Using the listing below, please gather every line containing the word "Anhalt".

-- Begin Records for this exercise --

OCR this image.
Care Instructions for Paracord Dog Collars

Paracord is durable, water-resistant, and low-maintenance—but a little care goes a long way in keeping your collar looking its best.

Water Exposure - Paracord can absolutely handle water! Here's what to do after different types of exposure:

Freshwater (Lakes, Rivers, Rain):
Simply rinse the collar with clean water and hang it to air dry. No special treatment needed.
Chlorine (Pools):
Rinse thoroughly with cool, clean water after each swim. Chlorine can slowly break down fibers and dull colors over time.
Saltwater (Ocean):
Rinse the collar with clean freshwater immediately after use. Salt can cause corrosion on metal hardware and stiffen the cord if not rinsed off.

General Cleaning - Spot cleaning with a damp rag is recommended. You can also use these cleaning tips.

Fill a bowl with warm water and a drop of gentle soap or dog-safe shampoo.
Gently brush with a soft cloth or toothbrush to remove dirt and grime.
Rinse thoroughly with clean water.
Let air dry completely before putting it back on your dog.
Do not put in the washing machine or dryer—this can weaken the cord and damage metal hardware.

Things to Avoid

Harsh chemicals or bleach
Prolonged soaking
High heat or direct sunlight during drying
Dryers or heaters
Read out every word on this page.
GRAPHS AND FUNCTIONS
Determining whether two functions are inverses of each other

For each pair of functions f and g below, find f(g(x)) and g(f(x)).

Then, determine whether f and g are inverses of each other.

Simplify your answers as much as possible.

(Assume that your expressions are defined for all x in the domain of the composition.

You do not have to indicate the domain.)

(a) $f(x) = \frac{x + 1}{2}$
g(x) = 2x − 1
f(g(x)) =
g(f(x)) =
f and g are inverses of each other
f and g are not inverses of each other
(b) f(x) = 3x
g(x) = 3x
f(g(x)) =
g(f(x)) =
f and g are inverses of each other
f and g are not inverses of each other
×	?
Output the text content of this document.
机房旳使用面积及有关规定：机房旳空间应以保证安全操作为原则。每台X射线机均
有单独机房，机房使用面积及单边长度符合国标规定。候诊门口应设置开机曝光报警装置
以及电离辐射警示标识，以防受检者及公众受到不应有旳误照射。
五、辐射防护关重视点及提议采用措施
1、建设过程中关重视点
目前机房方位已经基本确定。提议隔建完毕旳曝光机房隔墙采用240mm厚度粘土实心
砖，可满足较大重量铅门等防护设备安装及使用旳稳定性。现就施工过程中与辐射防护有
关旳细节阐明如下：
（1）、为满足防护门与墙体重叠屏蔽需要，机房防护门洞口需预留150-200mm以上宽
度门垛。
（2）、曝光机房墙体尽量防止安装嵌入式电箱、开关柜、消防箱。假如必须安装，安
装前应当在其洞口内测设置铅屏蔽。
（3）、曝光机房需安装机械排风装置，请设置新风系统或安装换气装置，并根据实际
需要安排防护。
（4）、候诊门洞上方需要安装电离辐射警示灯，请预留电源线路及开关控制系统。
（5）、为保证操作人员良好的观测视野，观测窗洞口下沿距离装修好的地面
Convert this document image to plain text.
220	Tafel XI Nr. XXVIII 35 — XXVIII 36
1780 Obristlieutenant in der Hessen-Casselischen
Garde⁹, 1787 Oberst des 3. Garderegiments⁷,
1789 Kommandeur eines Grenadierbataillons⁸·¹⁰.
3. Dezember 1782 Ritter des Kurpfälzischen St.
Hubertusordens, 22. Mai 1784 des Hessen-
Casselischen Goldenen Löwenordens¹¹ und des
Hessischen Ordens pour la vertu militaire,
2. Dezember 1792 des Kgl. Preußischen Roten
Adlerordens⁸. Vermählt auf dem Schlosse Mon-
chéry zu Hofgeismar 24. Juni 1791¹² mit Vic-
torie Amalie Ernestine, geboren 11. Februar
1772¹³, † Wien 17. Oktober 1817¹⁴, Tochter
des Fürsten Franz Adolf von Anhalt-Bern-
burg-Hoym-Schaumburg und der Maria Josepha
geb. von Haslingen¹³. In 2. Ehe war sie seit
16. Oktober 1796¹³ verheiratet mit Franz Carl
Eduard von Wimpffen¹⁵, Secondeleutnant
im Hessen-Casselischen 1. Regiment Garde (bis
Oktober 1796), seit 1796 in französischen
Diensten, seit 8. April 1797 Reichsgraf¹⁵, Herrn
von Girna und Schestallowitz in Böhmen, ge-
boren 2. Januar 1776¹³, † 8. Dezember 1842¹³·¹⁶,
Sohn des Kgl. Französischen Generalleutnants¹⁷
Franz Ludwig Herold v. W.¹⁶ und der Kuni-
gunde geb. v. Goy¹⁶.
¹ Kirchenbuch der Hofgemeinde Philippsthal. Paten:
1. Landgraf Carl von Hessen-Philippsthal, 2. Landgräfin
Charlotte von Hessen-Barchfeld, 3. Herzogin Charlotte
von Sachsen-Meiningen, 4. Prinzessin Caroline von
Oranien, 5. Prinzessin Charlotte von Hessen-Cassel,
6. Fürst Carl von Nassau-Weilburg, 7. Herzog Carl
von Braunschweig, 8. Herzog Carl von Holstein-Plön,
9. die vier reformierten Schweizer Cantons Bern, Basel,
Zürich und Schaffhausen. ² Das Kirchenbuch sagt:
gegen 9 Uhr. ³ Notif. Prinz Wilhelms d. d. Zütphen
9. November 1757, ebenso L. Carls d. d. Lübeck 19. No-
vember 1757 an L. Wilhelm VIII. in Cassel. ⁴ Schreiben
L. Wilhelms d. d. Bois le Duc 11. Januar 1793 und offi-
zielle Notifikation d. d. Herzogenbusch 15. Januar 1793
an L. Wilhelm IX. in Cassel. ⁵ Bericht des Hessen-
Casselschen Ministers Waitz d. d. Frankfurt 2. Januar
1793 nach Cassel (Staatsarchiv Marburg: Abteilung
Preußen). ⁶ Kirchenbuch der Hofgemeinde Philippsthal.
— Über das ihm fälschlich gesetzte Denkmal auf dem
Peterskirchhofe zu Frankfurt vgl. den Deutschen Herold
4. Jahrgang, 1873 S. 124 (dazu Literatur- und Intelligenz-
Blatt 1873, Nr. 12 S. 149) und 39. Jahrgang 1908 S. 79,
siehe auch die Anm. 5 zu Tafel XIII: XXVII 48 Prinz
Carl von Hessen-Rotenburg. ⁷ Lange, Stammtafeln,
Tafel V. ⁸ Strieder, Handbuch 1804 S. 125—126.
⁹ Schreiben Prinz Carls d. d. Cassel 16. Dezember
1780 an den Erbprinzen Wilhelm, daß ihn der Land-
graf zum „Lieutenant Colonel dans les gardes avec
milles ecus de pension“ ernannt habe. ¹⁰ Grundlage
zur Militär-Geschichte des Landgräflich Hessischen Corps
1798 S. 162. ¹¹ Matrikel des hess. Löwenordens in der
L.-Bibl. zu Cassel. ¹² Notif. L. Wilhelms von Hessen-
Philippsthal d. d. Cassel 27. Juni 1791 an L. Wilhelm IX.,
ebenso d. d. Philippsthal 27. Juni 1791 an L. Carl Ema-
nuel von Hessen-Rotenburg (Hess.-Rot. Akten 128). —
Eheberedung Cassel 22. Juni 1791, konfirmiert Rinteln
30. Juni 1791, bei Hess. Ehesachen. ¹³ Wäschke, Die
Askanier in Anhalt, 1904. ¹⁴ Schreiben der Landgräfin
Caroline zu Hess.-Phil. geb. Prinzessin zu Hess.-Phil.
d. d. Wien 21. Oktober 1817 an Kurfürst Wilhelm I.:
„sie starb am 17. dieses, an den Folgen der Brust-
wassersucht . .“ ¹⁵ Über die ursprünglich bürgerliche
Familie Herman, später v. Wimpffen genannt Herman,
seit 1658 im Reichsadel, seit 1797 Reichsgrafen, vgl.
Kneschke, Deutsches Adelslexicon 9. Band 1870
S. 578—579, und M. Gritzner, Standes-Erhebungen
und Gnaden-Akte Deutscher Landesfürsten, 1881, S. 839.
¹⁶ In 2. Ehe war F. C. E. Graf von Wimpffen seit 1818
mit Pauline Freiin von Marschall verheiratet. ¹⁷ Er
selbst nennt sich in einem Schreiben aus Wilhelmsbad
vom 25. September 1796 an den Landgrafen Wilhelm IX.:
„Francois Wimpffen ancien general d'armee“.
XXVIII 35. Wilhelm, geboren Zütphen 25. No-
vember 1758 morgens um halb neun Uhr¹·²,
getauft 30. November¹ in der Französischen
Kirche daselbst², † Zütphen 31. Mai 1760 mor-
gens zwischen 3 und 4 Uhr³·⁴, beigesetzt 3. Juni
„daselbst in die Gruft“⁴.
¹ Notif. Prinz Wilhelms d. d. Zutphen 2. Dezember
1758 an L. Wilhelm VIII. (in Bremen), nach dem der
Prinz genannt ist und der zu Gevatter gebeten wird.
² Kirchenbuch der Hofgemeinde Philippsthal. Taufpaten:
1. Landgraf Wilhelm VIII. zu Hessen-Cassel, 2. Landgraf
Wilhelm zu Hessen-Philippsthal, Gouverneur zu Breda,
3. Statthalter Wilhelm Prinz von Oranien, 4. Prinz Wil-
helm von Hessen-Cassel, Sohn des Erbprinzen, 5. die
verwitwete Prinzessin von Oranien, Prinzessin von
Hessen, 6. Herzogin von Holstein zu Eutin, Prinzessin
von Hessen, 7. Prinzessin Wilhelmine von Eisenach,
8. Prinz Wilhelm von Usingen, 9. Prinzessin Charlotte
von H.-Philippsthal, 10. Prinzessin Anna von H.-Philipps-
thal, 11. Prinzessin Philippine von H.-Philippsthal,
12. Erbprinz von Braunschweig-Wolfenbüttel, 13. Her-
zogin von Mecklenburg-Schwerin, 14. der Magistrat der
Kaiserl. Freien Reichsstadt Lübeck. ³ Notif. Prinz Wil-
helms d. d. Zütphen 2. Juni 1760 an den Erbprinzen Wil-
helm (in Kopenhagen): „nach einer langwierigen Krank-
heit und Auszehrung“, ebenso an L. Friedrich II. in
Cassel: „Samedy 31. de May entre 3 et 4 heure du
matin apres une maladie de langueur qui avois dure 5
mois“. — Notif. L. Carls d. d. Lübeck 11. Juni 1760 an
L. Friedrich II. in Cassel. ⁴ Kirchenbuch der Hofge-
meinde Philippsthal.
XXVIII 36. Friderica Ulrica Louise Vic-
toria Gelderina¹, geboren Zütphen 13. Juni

-- End Records for this exercise --

▶ Exercise response:
des Fürsten Franz Adolf von Anhalt-Bern-
Askanier in Anhalt, 1904. ¹⁴ Schreiben der Landgräfin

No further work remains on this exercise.